======== DATA RECORDS ========

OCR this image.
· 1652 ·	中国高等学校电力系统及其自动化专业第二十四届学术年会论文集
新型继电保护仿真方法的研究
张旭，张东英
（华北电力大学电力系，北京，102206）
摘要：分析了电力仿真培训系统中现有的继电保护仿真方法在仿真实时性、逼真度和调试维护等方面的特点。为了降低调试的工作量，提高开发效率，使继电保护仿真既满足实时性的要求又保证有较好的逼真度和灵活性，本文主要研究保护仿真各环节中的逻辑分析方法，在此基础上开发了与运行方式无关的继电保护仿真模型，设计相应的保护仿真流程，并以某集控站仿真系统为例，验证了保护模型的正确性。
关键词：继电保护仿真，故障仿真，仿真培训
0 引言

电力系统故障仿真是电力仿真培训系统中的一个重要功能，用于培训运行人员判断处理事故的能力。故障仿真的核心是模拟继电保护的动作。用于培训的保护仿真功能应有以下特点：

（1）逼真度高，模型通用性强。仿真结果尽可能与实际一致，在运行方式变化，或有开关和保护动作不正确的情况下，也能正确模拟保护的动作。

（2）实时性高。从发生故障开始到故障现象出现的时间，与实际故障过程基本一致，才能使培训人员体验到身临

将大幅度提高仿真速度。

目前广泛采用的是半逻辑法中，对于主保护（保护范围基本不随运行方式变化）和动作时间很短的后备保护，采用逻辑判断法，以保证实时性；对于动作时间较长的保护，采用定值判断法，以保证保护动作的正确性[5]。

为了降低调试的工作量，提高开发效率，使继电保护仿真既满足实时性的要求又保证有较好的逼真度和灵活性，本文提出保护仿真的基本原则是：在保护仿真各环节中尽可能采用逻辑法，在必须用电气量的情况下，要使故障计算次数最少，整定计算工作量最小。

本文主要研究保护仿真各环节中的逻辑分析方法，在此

========

Scan the records above and report how many lines include the word "本文主要研究保护仿真各环节中的逻辑分析方法", without any other text.

**RESULT FOR THIS EXERCISE**
2